[Dataset items]
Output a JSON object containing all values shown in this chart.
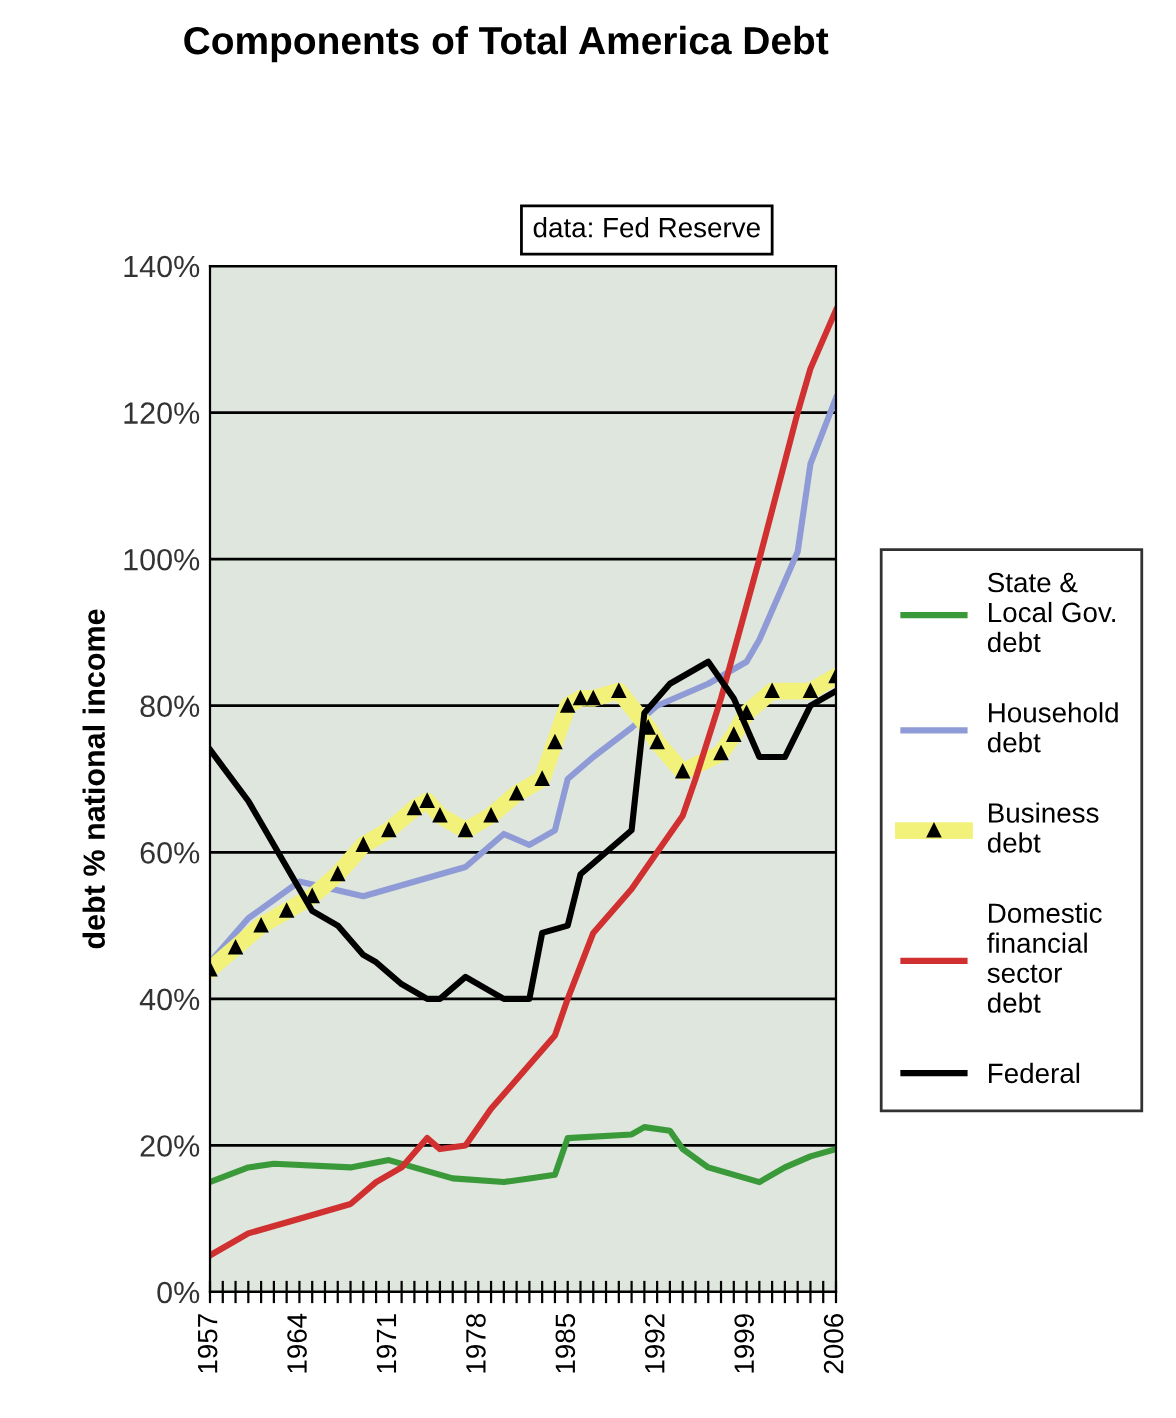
{
  "chart_data": {
    "type": "line",
    "title": "Components of Total America Debt",
    "subtitle": "data: Fed Reserve",
    "ylabel": "debt % national income",
    "xlim": [
      1957,
      2006
    ],
    "xticks": [
      1957,
      {
        "value": 1958,
        "label": null
      },
      {
        "value": 1959,
        "label": null
      },
      {
        "value": 1960,
        "label": null
      },
      {
        "value": 1961,
        "label": null
      },
      {
        "value": 1962,
        "label": null
      },
      {
        "value": 1963,
        "label": null
      },
      1964,
      {
        "value": 1965,
        "label": null
      },
      {
        "value": 1966,
        "label": null
      },
      {
        "value": 1967,
        "label": null
      },
      {
        "value": 1968,
        "label": null
      },
      {
        "value": 1969,
        "label": null
      },
      {
        "value": 1970,
        "label": null
      },
      1971,
      {
        "value": 1972,
        "label": null
      },
      {
        "value": 1973,
        "label": null
      },
      {
        "value": 1974,
        "label": null
      },
      {
        "value": 1975,
        "label": null
      },
      {
        "value": 1976,
        "label": null
      },
      {
        "value": 1977,
        "label": null
      },
      1978,
      {
        "value": 1979,
        "label": null
      },
      {
        "value": 1980,
        "label": null
      },
      {
        "value": 1981,
        "label": null
      },
      {
        "value": 1982,
        "label": null
      },
      {
        "value": 1983,
        "label": null
      },
      {
        "value": 1984,
        "label": null
      },
      1985,
      {
        "value": 1986,
        "label": null
      },
      {
        "value": 1987,
        "label": null
      },
      {
        "value": 1988,
        "label": null
      },
      {
        "value": 1989,
        "label": null
      },
      {
        "value": 1990,
        "label": null
      },
      {
        "value": 1991,
        "label": null
      },
      1992,
      {
        "value": 1993,
        "label": null
      },
      {
        "value": 1994,
        "label": null
      },
      {
        "value": 1995,
        "label": null
      },
      {
        "value": 1996,
        "label": null
      },
      {
        "value": 1997,
        "label": null
      },
      {
        "value": 1998,
        "label": null
      },
      1999,
      {
        "value": 2000,
        "label": null
      },
      {
        "value": 2001,
        "label": null
      },
      {
        "value": 2002,
        "label": null
      },
      {
        "value": 2003,
        "label": null
      },
      {
        "value": 2004,
        "label": null
      },
      {
        "value": 2005,
        "label": null
      },
      2006
    ],
    "ylim": [
      0,
      140
    ],
    "yticks": [
      {
        "value": 0,
        "label": "0%"
      },
      {
        "value": 20,
        "label": "20%"
      },
      {
        "value": 40,
        "label": "40%"
      },
      {
        "value": 60,
        "label": "60%"
      },
      {
        "value": 80,
        "label": "80%"
      },
      {
        "value": 100,
        "label": "100%"
      },
      {
        "value": 120,
        "label": "120%"
      },
      {
        "value": 140,
        "label": "140%"
      }
    ],
    "grid": "y",
    "legend": "right",
    "line_style": "solid",
    "series": [
      {
        "name": "State & Local Gov. debt",
        "color": "#3a9a3a",
        "x": [
          1957,
          1960,
          1962,
          1968,
          1971,
          1974,
          1976,
          1980,
          1982,
          1984,
          1985,
          1990,
          1991,
          1993,
          1994,
          1996,
          2000,
          2002,
          2004,
          2006
        ],
        "values": [
          15,
          17,
          17.5,
          17,
          18,
          16.5,
          15.5,
          15,
          15.5,
          16,
          21,
          21.5,
          22.5,
          22,
          19.5,
          17,
          15,
          17,
          18.5,
          19.5
        ]
      },
      {
        "name": "Household debt",
        "color": "#8f9bd6",
        "x": [
          1957,
          1960,
          1964,
          1969,
          1977,
          1980,
          1982,
          1984,
          1985,
          1987,
          1990,
          1992,
          1996,
          1999,
          2000,
          2003,
          2004,
          2006
        ],
        "values": [
          45,
          51,
          56,
          54,
          58,
          62.5,
          61,
          63,
          70,
          73,
          77,
          80,
          83,
          86,
          89,
          101,
          113,
          122
        ]
      },
      {
        "name": "Business debt",
        "color": "#f2f27a",
        "marker": "triangle",
        "x": [
          1957,
          1959,
          1961,
          1963,
          1965,
          1967,
          1969,
          1971,
          1973,
          1974,
          1975,
          1977,
          1979,
          1981,
          1983,
          1984,
          1985,
          1986,
          1987,
          1989,
          1991.3,
          1992,
          1994,
          1997,
          1998,
          1999,
          2001,
          2004,
          2006
        ],
        "values": [
          44,
          47,
          50,
          52,
          54,
          57,
          61,
          63,
          66,
          67,
          65,
          63,
          65,
          68,
          70,
          75,
          80,
          81,
          81,
          82,
          77,
          75,
          71,
          73.5,
          76,
          79,
          82,
          82,
          84
        ]
      },
      {
        "name": "Domestic financial sector debt",
        "color": "#d03030",
        "x": [
          1957,
          1960,
          1964,
          1968,
          1970,
          1972,
          1974,
          1975,
          1977,
          1979,
          1982,
          1984,
          1985,
          1987,
          1990,
          1992,
          1994,
          1995,
          1997,
          2000,
          2003,
          2004,
          2006
        ],
        "values": [
          5,
          8,
          10,
          12,
          15,
          17,
          21,
          19.5,
          20,
          25,
          31,
          35,
          40,
          49,
          55,
          60,
          65,
          70,
          81,
          100,
          120,
          126,
          134
        ]
      },
      {
        "name": "Federal",
        "color": "#000000",
        "x": [
          1957,
          1960,
          1963,
          1965,
          1967,
          1969,
          1970,
          1972,
          1974,
          1975,
          1977,
          1979,
          1980,
          1982,
          1983,
          1985,
          1986,
          1988,
          1990,
          1991,
          1993,
          1996,
          1998,
          2000,
          2002,
          2004,
          2006
        ],
        "values": [
          74,
          67,
          58,
          52,
          50,
          46,
          45,
          42,
          40,
          40,
          43,
          41,
          40,
          40,
          49,
          50,
          57,
          60,
          63,
          79,
          83,
          86,
          81,
          73,
          73,
          80,
          82
        ]
      }
    ]
  }
}
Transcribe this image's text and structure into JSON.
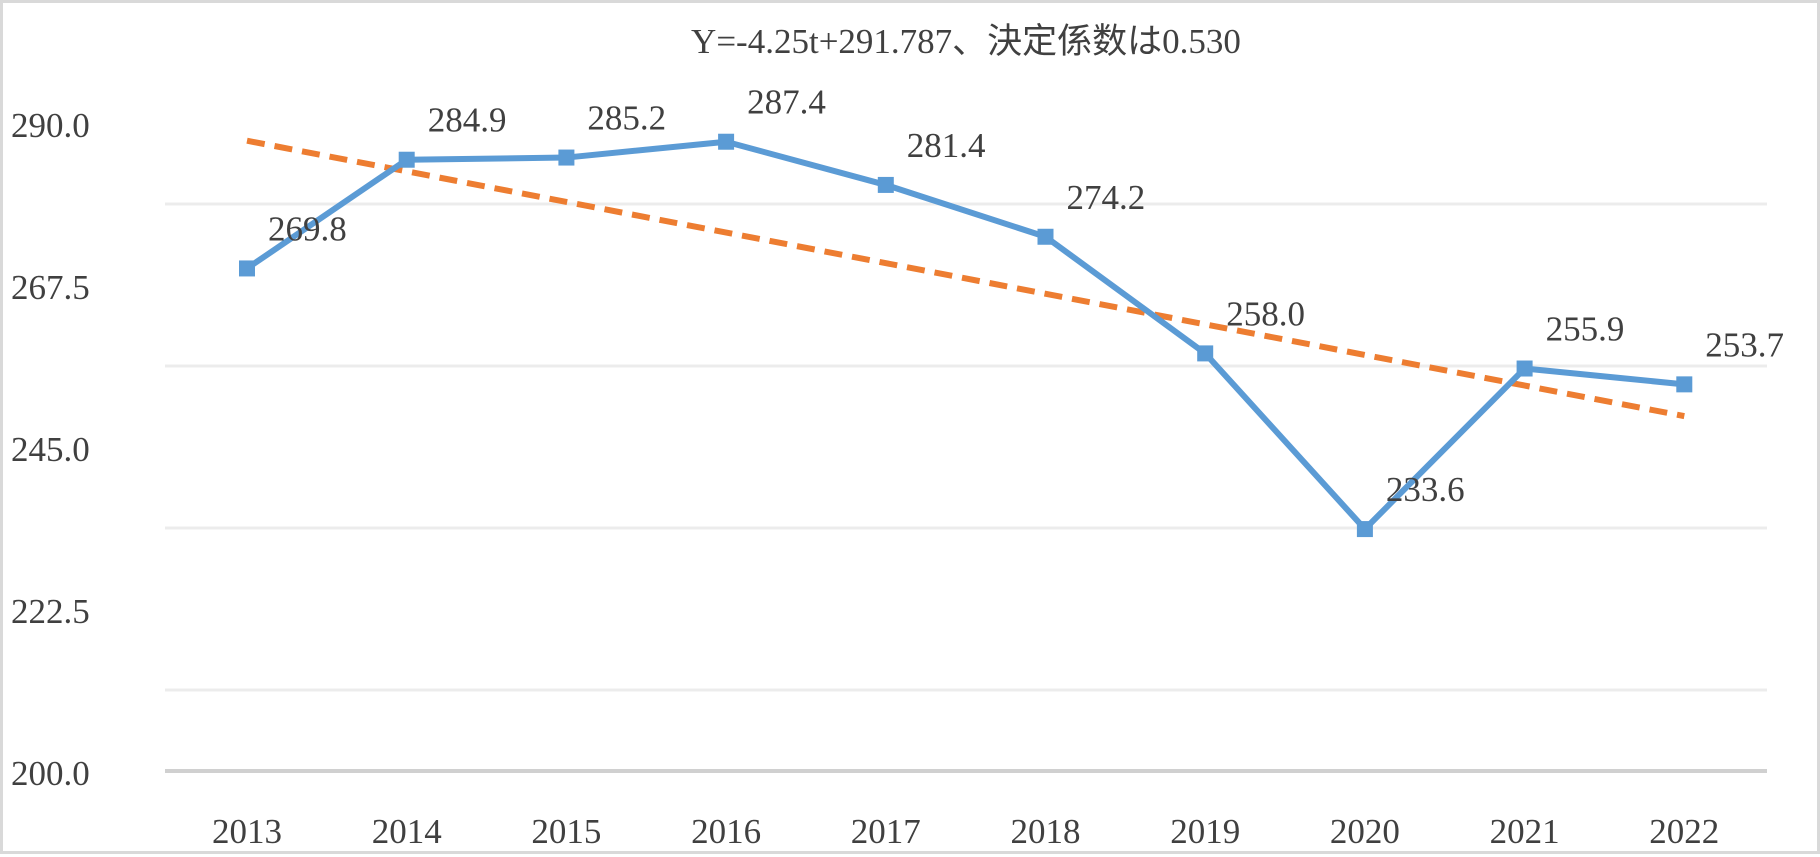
{
  "chart_data": {
    "type": "line",
    "title": "Y=-4.25t+291.787、決定係数は0.530",
    "categories": [
      "2013",
      "2014",
      "2015",
      "2016",
      "2017",
      "2018",
      "2019",
      "2020",
      "2021",
      "2022"
    ],
    "series": [
      {
        "values": [
          269.8,
          284.9,
          285.2,
          287.4,
          281.4,
          274.2,
          258.0,
          233.6,
          255.9,
          253.7
        ],
        "labels": [
          "269.8",
          "284.9",
          "285.2",
          "287.4",
          "281.4",
          "274.2",
          "258.0",
          "233.6",
          "255.9",
          "253.7"
        ],
        "color": "#5b9bd5",
        "marker": "square"
      }
    ],
    "trendline": {
      "type": "linear",
      "slope": -4.25,
      "intercept": 291.787,
      "color": "#ed7d31",
      "style": "dashed"
    },
    "ylim": [
      200,
      290
    ],
    "yticks": [
      "200.0",
      "222.5",
      "245.0",
      "267.5",
      "290.0"
    ],
    "gridlines": [
      211.25,
      233.75,
      256.25,
      278.75
    ],
    "grid": true,
    "legend": "none"
  }
}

WHAT YOU NEED TO DO —
Do not copy the pictures, but repeat every line exactly.

FINAL ANSWER —
Output a JSON object containing all values shown in this chart.
{
  "chart_data": {
    "type": "line",
    "title": "Components of Total America Debt",
    "subtitle": "data: Fed Reserve",
    "ylabel": "debt % national income",
    "xlim": [
      1957,
      2006
    ],
    "xticks": [
      1957,
      {
        "value": 1958,
        "label": null
      },
      {
        "value": 1959,
        "label": null
      },
      {
        "value": 1960,
        "label": null
      },
      {
        "value": 1961,
        "label": null
      },
      {
        "value": 1962,
        "label": null
      },
      {
        "value": 1963,
        "label": null
      },
      1964,
      {
        "value": 1965,
        "label": null
      },
      {
        "value": 1966,
        "label": null
      },
      {
        "value": 1967,
        "label": null
      },
      {
        "value": 1968,
        "label": null
      },
      {
        "value": 1969,
        "label": null
      },
      {
        "value": 1970,
        "label": null
      },
      1971,
      {
        "value": 1972,
        "label": null
      },
      {
        "value": 1973,
        "label": null
      },
      {
        "value": 1974,
        "label": null
      },
      {
        "value": 1975,
        "label": null
      },
      {
        "value": 1976,
        "label": null
      },
      {
        "value": 1977,
        "label": null
      },
      1978,
      {
        "value": 1979,
        "label": null
      },
      {
        "value": 1980,
        "label": null
      },
      {
        "value": 1981,
        "label": null
      },
      {
        "value": 1982,
        "label": null
      },
      {
        "value": 1983,
        "label": null
      },
      {
        "value": 1984,
        "label": null
      },
      1985,
      {
        "value": 1986,
        "label": null
      },
      {
        "value": 1987,
        "label": null
      },
      {
        "value": 1988,
        "label": null
      },
      {
        "value": 1989,
        "label": null
      },
      {
        "value": 1990,
        "label": null
      },
      {
        "value": 1991,
        "label": null
      },
      1992,
      {
        "value": 1993,
        "label": null
      },
      {
        "value": 1994,
        "label": null
      },
      {
        "value": 1995,
        "label": null
      },
      {
        "value": 1996,
        "label": null
      },
      {
        "value": 1997,
        "label": null
      },
      {
        "value": 1998,
        "label": null
      },
      1999,
      {
        "value": 2000,
        "label": null
      },
      {
        "value": 2001,
        "label": null
      },
      {
        "value": 2002,
        "label": null
      },
      {
        "value": 2003,
        "label": null
      },
      {
        "value": 2004,
        "label": null
      },
      {
        "value": 2005,
        "label": null
      },
      2006
    ],
    "ylim": [
      0,
      140
    ],
    "yticks": [
      {
        "value": 0,
        "label": "0%"
      },
      {
        "value": 20,
        "label": "20%"
      },
      {
        "value": 40,
        "label": "40%"
      },
      {
        "value": 60,
        "label": "60%"
      },
      {
        "value": 80,
        "label": "80%"
      },
      {
        "value": 100,
        "label": "100%"
      },
      {
        "value": 120,
        "label": "120%"
      },
      {
        "value": 140,
        "label": "140%"
      }
    ],
    "grid": "y",
    "legend": "right",
    "line_style": "solid",
    "series": [
      {
        "name": "State & Local Gov. debt",
        "color": "#3a9a3a",
        "x": [
          1957,
          1960,
          1962,
          1968,
          1971,
          1974,
          1976,
          1980,
          1982,
          1984,
          1985,
          1990,
          1991,
          1993,
          1994,
          1996,
          2000,
          2002,
          2004,
          2006
        ],
        "values": [
          15,
          17,
          17.5,
          17,
          18,
          16.5,
          15.5,
          15,
          15.5,
          16,
          21,
          21.5,
          22.5,
          22,
          19.5,
          17,
          15,
          17,
          18.5,
          19.5
        ]
      },
      {
        "name": "Household debt",
        "color": "#8f9bd6",
        "x": [
          1957,
          1960,
          1964,
          1969,
          1977,
          1980,
          1982,
          1984,
          1985,
          1987,
          1990,
          1992,
          1996,
          1999,
          2000,
          2003,
          2004,
          2006
        ],
        "values": [
          45,
          51,
          56,
          54,
          58,
          62.5,
          61,
          63,
          70,
          73,
          77,
          80,
          83,
          86,
          89,
          101,
          113,
          122
        ]
      },
      {
        "name": "Business debt",
        "color": "#f2f27a",
        "marker": "triangle",
        "x": [
          1957,
          1959,
          1961,
          1963,
          1965,
          1967,
          1969,
          1971,
          1973,
          1974,
          1975,
          1977,
          1979,
          1981,
          1983,
          1984,
          1985,
          1986,
          1987,
          1989,
          1991.3,
          1992,
          1994,
          1997,
          1998,
          1999,
          2001,
          2004,
          2006
        ],
        "values": [
          44,
          47,
          50,
          52,
          54,
          57,
          61,
          63,
          66,
          67,
          65,
          63,
          65,
          68,
          70,
          75,
          80,
          81,
          81,
          82,
          77,
          75,
          71,
          73.5,
          76,
          79,
          82,
          82,
          84
        ]
      },
      {
        "name": "Domestic financial sector debt",
        "color": "#d03030",
        "x": [
          1957,
          1960,
          1964,
          1968,
          1970,
          1972,
          1974,
          1975,
          1977,
          1979,
          1982,
          1984,
          1985,
          1987,
          1990,
          1992,
          1994,
          1995,
          1997,
          2000,
          2003,
          2004,
          2006
        ],
        "values": [
          5,
          8,
          10,
          12,
          15,
          17,
          21,
          19.5,
          20,
          25,
          31,
          35,
          40,
          49,
          55,
          60,
          65,
          70,
          81,
          100,
          120,
          126,
          134
        ]
      },
      {
        "name": "Federal",
        "color": "#000000",
        "x": [
          1957,
          1960,
          1963,
          1965,
          1967,
          1969,
          1970,
          1972,
          1974,
          1975,
          1977,
          1979,
          1980,
          1982,
          1983,
          1985,
          1986,
          1988,
          1990,
          1991,
          1993,
          1996,
          1998,
          2000,
          2002,
          2004,
          2006
        ],
        "values": [
          74,
          67,
          58,
          52,
          50,
          46,
          45,
          42,
          40,
          40,
          43,
          41,
          40,
          40,
          49,
          50,
          57,
          60,
          63,
          79,
          83,
          86,
          81,
          73,
          73,
          80,
          82
        ]
      }
    ]
  }
}
Transcribe this image's text and structure into JSON.
{
  "chart_data": {
    "type": "line",
    "title": "Y=-4.25t+291.787、決定係数は0.530",
    "categories": [
      "2013",
      "2014",
      "2015",
      "2016",
      "2017",
      "2018",
      "2019",
      "2020",
      "2021",
      "2022"
    ],
    "series": [
      {
        "values": [
          269.8,
          284.9,
          285.2,
          287.4,
          281.4,
          274.2,
          258.0,
          233.6,
          255.9,
          253.7
        ],
        "labels": [
          "269.8",
          "284.9",
          "285.2",
          "287.4",
          "281.4",
          "274.2",
          "258.0",
          "233.6",
          "255.9",
          "253.7"
        ],
        "color": "#5b9bd5",
        "marker": "square"
      }
    ],
    "trendline": {
      "type": "linear",
      "slope": -4.25,
      "intercept": 291.787,
      "color": "#ed7d31",
      "style": "dashed"
    },
    "ylim": [
      200,
      290
    ],
    "yticks": [
      "200.0",
      "222.5",
      "245.0",
      "267.5",
      "290.0"
    ],
    "gridlines": [
      211.25,
      233.75,
      256.25,
      278.75
    ],
    "grid": true,
    "legend": "none"
  }
}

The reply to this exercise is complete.